*ФРАГМЕНТ СТРАНИЦЫ*:
Я не люблю эпигонов. Новое не обязательно, у греков ничего нового не было в театре. Они приходили и смотрели один и тот же сюжет, и им, в общем, было все известно заранее. Но это каждый раз было новым. Сейчас мне просто скучно читать то, что… Ну, вот Пруст говорил, что писатель должен быть иностранцем в своем языке. Все время немножко смещается привычный язык и появляется стиль. Если стиль не появляется – ну, наверное, можно каким-то другим способом что-то в литературе высказать, но мне это редко интересно. Мне неинтересны истории. Мне не интересно читать про судьбу очередного какого-нибудь героя. Я не понимаю, зачем мне это знать. Мне все это кажется какой-то болтовней. Если в этих историях есть что-то еще, то меня может занимать история. Но если это очередное приложение к проблеме миграции, написанное художественными средствами, или какие-нибудь политические проблемы идентификации турецких беженцев в Париже – все, я это не могу читать.

А что вы называете стилем?

Я это называю то языком, то стилем. Я не хочу говорить «индивидуальная манера» или еще что-то, это точно не то, что я называю стилем. Но стиль – это некий… Да в общем, я не буду бояться слова «новый». Это некий новый способ высказывания – вот это стиль. Как только кто-то пытается стиль скопировать, если это не является формой какой-то игры или художественным средством, появляется эпигон, и это уже неинтересно.

*ИСХОДНЫЙ МАТЕРИАЛ*:
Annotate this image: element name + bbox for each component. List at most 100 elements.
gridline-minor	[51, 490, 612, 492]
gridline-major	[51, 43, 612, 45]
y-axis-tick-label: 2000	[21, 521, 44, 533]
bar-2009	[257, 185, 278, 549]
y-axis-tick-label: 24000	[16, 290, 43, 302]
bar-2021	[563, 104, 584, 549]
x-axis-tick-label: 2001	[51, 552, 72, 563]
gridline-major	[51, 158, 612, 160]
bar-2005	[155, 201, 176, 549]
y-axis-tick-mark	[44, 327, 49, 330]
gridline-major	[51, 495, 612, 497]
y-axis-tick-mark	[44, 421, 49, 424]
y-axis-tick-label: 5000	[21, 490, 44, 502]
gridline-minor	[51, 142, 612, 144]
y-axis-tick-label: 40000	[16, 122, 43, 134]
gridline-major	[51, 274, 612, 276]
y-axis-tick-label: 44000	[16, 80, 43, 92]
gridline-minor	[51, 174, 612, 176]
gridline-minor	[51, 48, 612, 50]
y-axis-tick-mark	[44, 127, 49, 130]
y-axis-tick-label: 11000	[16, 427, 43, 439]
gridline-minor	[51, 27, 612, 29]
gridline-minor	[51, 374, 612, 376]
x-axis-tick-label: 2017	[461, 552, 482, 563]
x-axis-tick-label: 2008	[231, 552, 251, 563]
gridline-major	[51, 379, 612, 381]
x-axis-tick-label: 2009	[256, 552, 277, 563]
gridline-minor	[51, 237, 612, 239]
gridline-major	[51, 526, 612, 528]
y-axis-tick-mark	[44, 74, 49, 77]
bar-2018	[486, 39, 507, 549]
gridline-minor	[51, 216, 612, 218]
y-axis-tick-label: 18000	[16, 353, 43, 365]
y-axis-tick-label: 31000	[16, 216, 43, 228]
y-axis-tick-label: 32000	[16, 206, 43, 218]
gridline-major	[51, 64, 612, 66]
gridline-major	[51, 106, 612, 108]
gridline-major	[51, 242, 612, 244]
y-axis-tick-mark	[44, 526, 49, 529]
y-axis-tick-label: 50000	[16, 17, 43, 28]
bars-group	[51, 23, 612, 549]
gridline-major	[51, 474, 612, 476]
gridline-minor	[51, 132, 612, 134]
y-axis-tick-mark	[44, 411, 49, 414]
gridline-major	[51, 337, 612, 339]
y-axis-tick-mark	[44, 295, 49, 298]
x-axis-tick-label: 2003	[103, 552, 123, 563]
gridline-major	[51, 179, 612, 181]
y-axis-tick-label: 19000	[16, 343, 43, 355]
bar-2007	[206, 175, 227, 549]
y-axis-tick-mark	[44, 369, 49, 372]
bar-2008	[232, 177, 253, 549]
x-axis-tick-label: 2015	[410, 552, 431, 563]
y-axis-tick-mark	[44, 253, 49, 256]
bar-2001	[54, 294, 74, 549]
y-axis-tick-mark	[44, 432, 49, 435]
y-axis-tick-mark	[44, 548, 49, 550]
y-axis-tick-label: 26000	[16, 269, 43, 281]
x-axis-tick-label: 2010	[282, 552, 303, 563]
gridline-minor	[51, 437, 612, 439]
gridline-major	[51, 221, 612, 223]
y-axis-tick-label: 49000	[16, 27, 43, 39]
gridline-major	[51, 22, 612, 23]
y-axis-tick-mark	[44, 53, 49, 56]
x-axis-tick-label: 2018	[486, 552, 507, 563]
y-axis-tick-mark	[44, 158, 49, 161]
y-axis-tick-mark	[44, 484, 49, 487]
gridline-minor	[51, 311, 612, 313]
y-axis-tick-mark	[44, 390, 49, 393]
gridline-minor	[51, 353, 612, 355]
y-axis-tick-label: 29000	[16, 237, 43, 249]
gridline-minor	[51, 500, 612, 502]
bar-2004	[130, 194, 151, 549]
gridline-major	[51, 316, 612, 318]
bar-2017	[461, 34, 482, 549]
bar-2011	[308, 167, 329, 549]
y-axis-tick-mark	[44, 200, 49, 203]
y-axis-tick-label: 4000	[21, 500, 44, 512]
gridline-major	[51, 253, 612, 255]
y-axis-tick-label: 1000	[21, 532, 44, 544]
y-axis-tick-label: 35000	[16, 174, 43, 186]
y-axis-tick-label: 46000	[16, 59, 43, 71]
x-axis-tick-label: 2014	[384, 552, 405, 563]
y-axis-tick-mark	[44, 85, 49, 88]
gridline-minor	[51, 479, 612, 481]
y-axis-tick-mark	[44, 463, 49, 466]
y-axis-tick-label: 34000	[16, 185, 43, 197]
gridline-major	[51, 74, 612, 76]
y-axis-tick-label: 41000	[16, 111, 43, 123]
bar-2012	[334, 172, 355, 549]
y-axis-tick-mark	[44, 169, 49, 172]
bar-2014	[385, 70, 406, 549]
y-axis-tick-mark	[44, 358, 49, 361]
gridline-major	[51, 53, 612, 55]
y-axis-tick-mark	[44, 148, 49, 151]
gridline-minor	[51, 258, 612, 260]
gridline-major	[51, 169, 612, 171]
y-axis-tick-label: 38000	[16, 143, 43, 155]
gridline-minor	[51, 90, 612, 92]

*ЗАДАНИЯ*:
(1) Каким, согласно словам Пруста из фрагмента страницы, должен быть писатель в своем языке?
(2) Воспроизведите без изменений часть фрагмента страницы, которая начинается со слов, содержащих «А что вы называете», и заканчивается словами «это уже неинтересно.».
Для работы материал не понадобится.

*ОТВЕТЫ НА ЗАДАНИЯ*:
(1) Иностранцем в своем языке.

(2)
А что вы называете стилем?

Я это называю то языком, то стилем. Я не хочу говорить «индивидуальная манера» или еще что-то, это точно не то, что я называю стилем. Но стиль – это некий… Да в общем, я не буду бояться слова «новый». Это некий новый способ высказывания – вот это стиль. Как только кто-то пытается стиль скопировать, если это не является формой какой-то игры или художественным средством, появляется эпигон, и это уже неинтересно.